### EXCERPTED PASSAGE

Disjunct organic and silt strata separated by sand deposits represent former
salt marshes and lagoons that were buried in the normal course of barrier migration
processes. Interpretations are invariably limited by a lack of close time control
needed to correlate sections and to tie stratigraphic evidence to documented
changes in sea level, storms, inlet activity, overwash, and human disturbances.
Regional pollen spectra from organic and silt strata in a large number of barrier-beach
cores have been matched with spectra from a 210Pb and pollen-dated reference
profile from the centre of the study area on Great South Beach, Long Island,
New York, U.S.A. The dramatic vegetation changes following European settlement
allowed for a high degree of vertical (and thus, temporal) resolution in profiles
of regional pollen. For visual matching of pollen samples, percentages of agricultural-indicator
types, the percentages of all regional types, stratigraphic relationships,
and sediment concentrations of industrially-derived opaque spherules were considered.
Chord-distance comparisons that measure the degree of dissimilarity between
pairs of pollen spectra, produced the same correlations as visual estimates
for 80-87% of the comparisons between spectra of post-settlement age (i.e.
spectra containing agricultural indicators).
These correlations were used to establish isochrones through a transect of
cores across the barrier beach. 210Pb provided an absolute chronology for a
reconstruction of geomorphic events that included inlet changes, overwash,
and salt-marsh formation. The advantages of the present methods for both absolute
dating and chronostratigraphic correlation were evident when the age estimates
derived from pollen data were compared to 29 14C dates.

### GIVEN ENTRIES
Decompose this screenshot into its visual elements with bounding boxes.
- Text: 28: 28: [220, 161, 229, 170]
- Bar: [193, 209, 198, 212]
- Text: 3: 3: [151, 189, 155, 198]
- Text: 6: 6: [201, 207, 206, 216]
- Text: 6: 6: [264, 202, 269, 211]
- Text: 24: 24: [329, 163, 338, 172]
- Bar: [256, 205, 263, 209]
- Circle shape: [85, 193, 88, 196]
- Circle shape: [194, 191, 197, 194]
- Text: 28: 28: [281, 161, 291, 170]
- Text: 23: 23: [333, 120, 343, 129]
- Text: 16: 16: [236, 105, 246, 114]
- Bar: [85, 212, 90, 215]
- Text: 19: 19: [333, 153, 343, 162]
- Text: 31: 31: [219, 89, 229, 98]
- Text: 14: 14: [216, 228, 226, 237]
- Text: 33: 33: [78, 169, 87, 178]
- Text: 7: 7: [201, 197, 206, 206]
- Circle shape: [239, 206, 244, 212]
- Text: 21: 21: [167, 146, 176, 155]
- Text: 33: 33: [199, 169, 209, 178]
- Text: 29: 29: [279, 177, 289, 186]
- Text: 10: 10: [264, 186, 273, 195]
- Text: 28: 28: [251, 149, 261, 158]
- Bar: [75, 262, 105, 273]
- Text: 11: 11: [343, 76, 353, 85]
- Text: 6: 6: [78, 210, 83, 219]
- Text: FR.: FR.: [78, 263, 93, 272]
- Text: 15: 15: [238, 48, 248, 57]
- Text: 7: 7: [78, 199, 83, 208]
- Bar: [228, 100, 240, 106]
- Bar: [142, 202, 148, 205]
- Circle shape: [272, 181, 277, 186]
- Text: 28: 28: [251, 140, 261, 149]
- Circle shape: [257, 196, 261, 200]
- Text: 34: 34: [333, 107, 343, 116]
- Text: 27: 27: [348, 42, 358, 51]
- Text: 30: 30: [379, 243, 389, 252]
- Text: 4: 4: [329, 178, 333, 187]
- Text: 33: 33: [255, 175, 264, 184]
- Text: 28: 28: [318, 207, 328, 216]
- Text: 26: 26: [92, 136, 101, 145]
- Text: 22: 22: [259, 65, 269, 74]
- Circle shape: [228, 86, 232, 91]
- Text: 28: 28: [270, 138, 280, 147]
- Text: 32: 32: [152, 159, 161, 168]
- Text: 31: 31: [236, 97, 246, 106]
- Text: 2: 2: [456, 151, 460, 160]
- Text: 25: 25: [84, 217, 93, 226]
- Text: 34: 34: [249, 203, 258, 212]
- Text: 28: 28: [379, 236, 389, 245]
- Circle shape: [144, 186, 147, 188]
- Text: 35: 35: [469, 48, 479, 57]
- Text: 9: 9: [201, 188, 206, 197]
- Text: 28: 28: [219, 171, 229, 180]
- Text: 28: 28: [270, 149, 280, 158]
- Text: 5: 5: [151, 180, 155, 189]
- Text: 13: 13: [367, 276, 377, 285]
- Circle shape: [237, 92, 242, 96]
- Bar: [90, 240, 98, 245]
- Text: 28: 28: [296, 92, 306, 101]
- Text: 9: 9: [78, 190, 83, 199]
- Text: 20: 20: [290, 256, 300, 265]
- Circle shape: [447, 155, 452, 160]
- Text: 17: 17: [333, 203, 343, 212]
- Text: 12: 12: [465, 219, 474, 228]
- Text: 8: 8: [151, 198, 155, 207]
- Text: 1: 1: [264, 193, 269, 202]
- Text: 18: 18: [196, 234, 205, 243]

### GIVEN TASK 1
In the barrier-beach abstract, rewrite the stretch from "spectra containing agricultural" through "29 14C dates.", changing "isochrones" to "time-lines".
### GIVEN TASK 2
Answer from the barrier-beach abstract:
(a) Where was the reference profile taken?
(b) For what percentage of comparisons between post-settlement spectra did chord-distance comparisons give the same correlations as visual estimates?
(c) How many 14C dates were the pollen-derived age estimates compared to?

### FULL RESPONSE 1
spectra containing agricultural indicators).
These correlations were used to establish time-lines through a transect of
cores across the barrier beach. 210Pb provided an absolute chronology for a
reconstruction of geomorphic events that included inlet changes, overwash,
and salt-marsh formation. The advantages of the present methods for both absolute
dating and chronostratigraphic correlation were evident when the age estimates
derived from pollen data were compared to 29 14C dates.

### FULL RESPONSE 2
(a) From the centre of the study area on Great South Beach, Long Island, New York, U.S.A.
(b) 80-87%
(c) 29